* Task inputs:
============
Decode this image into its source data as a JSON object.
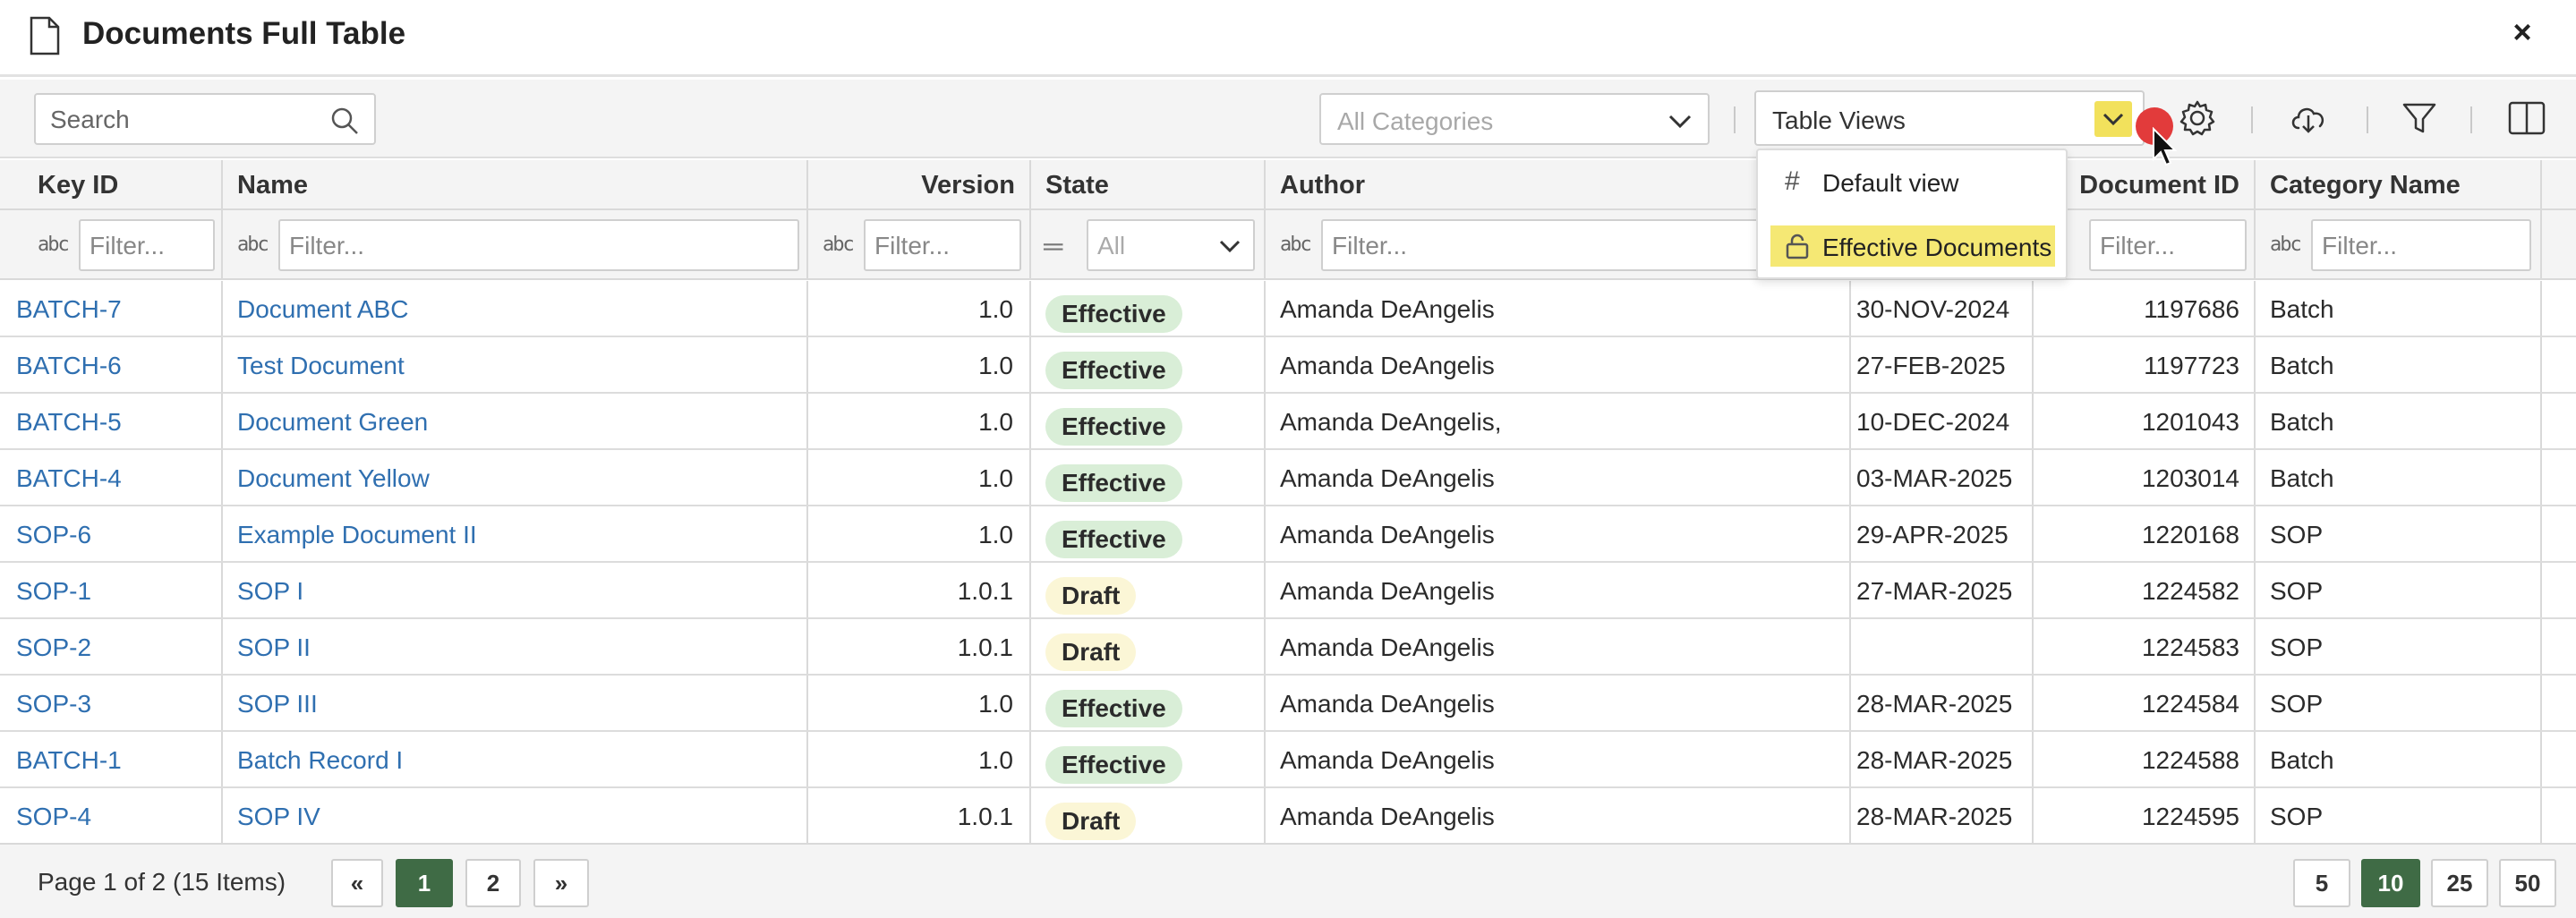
{
  "window": {
    "title": "Documents Full Table",
    "close_label": "×"
  },
  "toolbar": {
    "search_placeholder": "Search",
    "category_select": "All Categories",
    "views_select": "Table Views"
  },
  "views_menu": {
    "items": [
      {
        "icon": "hash-icon",
        "glyph": "#",
        "label": "Default view"
      },
      {
        "icon": "lock-icon",
        "glyph": "🔓",
        "label": "Effective Documents"
      }
    ]
  },
  "table": {
    "columns": [
      {
        "label": "Key ID"
      },
      {
        "label": "Name"
      },
      {
        "label": "Version"
      },
      {
        "label": "State"
      },
      {
        "label": "Author"
      },
      {
        "label": ""
      },
      {
        "label": "Document ID"
      },
      {
        "label": "Category Name"
      }
    ],
    "filter_placeholder": "Filter...",
    "state_filter": "All",
    "abc_glyph": "abc",
    "eq_glyph": "═",
    "rows": [
      {
        "key": "BATCH-7",
        "name": "Document ABC",
        "version": "1.0",
        "state": "Effective",
        "author": "Amanda DeAngelis",
        "date": "30-NOV-2024",
        "doc_id": "1197686",
        "category": "Batch"
      },
      {
        "key": "BATCH-6",
        "name": "Test Document",
        "version": "1.0",
        "state": "Effective",
        "author": "Amanda DeAngelis",
        "date": "27-FEB-2025",
        "doc_id": "1197723",
        "category": "Batch"
      },
      {
        "key": "BATCH-5",
        "name": "Document Green",
        "version": "1.0",
        "state": "Effective",
        "author": "Amanda DeAngelis,",
        "date": "10-DEC-2024",
        "doc_id": "1201043",
        "category": "Batch"
      },
      {
        "key": "BATCH-4",
        "name": "Document Yellow",
        "version": "1.0",
        "state": "Effective",
        "author": "Amanda DeAngelis",
        "date": "03-MAR-2025",
        "doc_id": "1203014",
        "category": "Batch"
      },
      {
        "key": "SOP-6",
        "name": "Example Document II",
        "version": "1.0",
        "state": "Effective",
        "author": "Amanda DeAngelis",
        "date": "29-APR-2025",
        "doc_id": "1220168",
        "category": "SOP"
      },
      {
        "key": "SOP-1",
        "name": "SOP I",
        "version": "1.0.1",
        "state": "Draft",
        "author": "Amanda DeAngelis",
        "date": "27-MAR-2025",
        "doc_id": "1224582",
        "category": "SOP"
      },
      {
        "key": "SOP-2",
        "name": "SOP II",
        "version": "1.0.1",
        "state": "Draft",
        "author": "Amanda DeAngelis",
        "date": "",
        "doc_id": "1224583",
        "category": "SOP"
      },
      {
        "key": "SOP-3",
        "name": "SOP III",
        "version": "1.0",
        "state": "Effective",
        "author": "Amanda DeAngelis",
        "date": "28-MAR-2025",
        "doc_id": "1224584",
        "category": "SOP"
      },
      {
        "key": "BATCH-1",
        "name": "Batch Record I",
        "version": "1.0",
        "state": "Effective",
        "author": "Amanda DeAngelis",
        "date": "28-MAR-2025",
        "doc_id": "1224588",
        "category": "Batch"
      },
      {
        "key": "SOP-4",
        "name": "SOP IV",
        "version": "1.0.1",
        "state": "Draft",
        "author": "Amanda DeAngelis",
        "date": "28-MAR-2025",
        "doc_id": "1224595",
        "category": "SOP"
      }
    ]
  },
  "footer": {
    "page_info": "Page 1 of 2 (15 Items)",
    "first": "«",
    "pages": [
      "1",
      "2"
    ],
    "current_page": "1",
    "last": "»",
    "page_sizes": [
      "5",
      "10",
      "25",
      "50"
    ],
    "current_size": "10"
  },
  "colors": {
    "accent_green": "#3f6b45",
    "link_blue": "#2f6fb0",
    "highlight_yellow": "#f5e874",
    "effective_bg": "#d9eed7",
    "draft_bg": "#fbf6d6"
  }
}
============
* Prompt: Retype each line of the listing above word for word. Exclude the pictures.

* Solved problem:
Decode this image into its source data as a JSON object.
{
  "window": {
    "title": "Documents Full Table",
    "close_label": "×"
  },
  "toolbar": {
    "search_placeholder": "Search",
    "category_select": "All Categories",
    "views_select": "Table Views"
  },
  "views_menu": {
    "items": [
      {
        "icon": "hash-icon",
        "glyph": "#",
        "label": "Default view"
      },
      {
        "icon": "lock-icon",
        "glyph": "🔓",
        "label": "Effective Documents"
      }
    ]
  },
  "table": {
    "columns": [
      {
        "label": "Key ID"
      },
      {
        "label": "Name"
      },
      {
        "label": "Version"
      },
      {
        "label": "State"
      },
      {
        "label": "Author"
      },
      {
        "label": ""
      },
      {
        "label": "Document ID"
      },
      {
        "label": "Category Name"
      }
    ],
    "filter_placeholder": "Filter...",
    "state_filter": "All",
    "abc_glyph": "abc",
    "eq_glyph": "═",
    "rows": [
      {
        "key": "BATCH-7",
        "name": "Document ABC",
        "version": "1.0",
        "state": "Effective",
        "author": "Amanda DeAngelis",
        "date": "30-NOV-2024",
        "doc_id": "1197686",
        "category": "Batch"
      },
      {
        "key": "BATCH-6",
        "name": "Test Document",
        "version": "1.0",
        "state": "Effective",
        "author": "Amanda DeAngelis",
        "date": "27-FEB-2025",
        "doc_id": "1197723",
        "category": "Batch"
      },
      {
        "key": "BATCH-5",
        "name": "Document Green",
        "version": "1.0",
        "state": "Effective",
        "author": "Amanda DeAngelis,",
        "date": "10-DEC-2024",
        "doc_id": "1201043",
        "category": "Batch"
      },
      {
        "key": "BATCH-4",
        "name": "Document Yellow",
        "version": "1.0",
        "state": "Effective",
        "author": "Amanda DeAngelis",
        "date": "03-MAR-2025",
        "doc_id": "1203014",
        "category": "Batch"
      },
      {
        "key": "SOP-6",
        "name": "Example Document II",
        "version": "1.0",
        "state": "Effective",
        "author": "Amanda DeAngelis",
        "date": "29-APR-2025",
        "doc_id": "1220168",
        "category": "SOP"
      },
      {
        "key": "SOP-1",
        "name": "SOP I",
        "version": "1.0.1",
        "state": "Draft",
        "author": "Amanda DeAngelis",
        "date": "27-MAR-2025",
        "doc_id": "1224582",
        "category": "SOP"
      },
      {
        "key": "SOP-2",
        "name": "SOP II",
        "version": "1.0.1",
        "state": "Draft",
        "author": "Amanda DeAngelis",
        "date": "",
        "doc_id": "1224583",
        "category": "SOP"
      },
      {
        "key": "SOP-3",
        "name": "SOP III",
        "version": "1.0",
        "state": "Effective",
        "author": "Amanda DeAngelis",
        "date": "28-MAR-2025",
        "doc_id": "1224584",
        "category": "SOP"
      },
      {
        "key": "BATCH-1",
        "name": "Batch Record I",
        "version": "1.0",
        "state": "Effective",
        "author": "Amanda DeAngelis",
        "date": "28-MAR-2025",
        "doc_id": "1224588",
        "category": "Batch"
      },
      {
        "key": "SOP-4",
        "name": "SOP IV",
        "version": "1.0.1",
        "state": "Draft",
        "author": "Amanda DeAngelis",
        "date": "28-MAR-2025",
        "doc_id": "1224595",
        "category": "SOP"
      }
    ]
  },
  "footer": {
    "page_info": "Page 1 of 2 (15 Items)",
    "first": "«",
    "pages": [
      "1",
      "2"
    ],
    "current_page": "1",
    "last": "»",
    "page_sizes": [
      "5",
      "10",
      "25",
      "50"
    ],
    "current_size": "10"
  },
  "colors": {
    "accent_green": "#3f6b45",
    "link_blue": "#2f6fb0",
    "highlight_yellow": "#f5e874",
    "effective_bg": "#d9eed7",
    "draft_bg": "#fbf6d6"
  }
}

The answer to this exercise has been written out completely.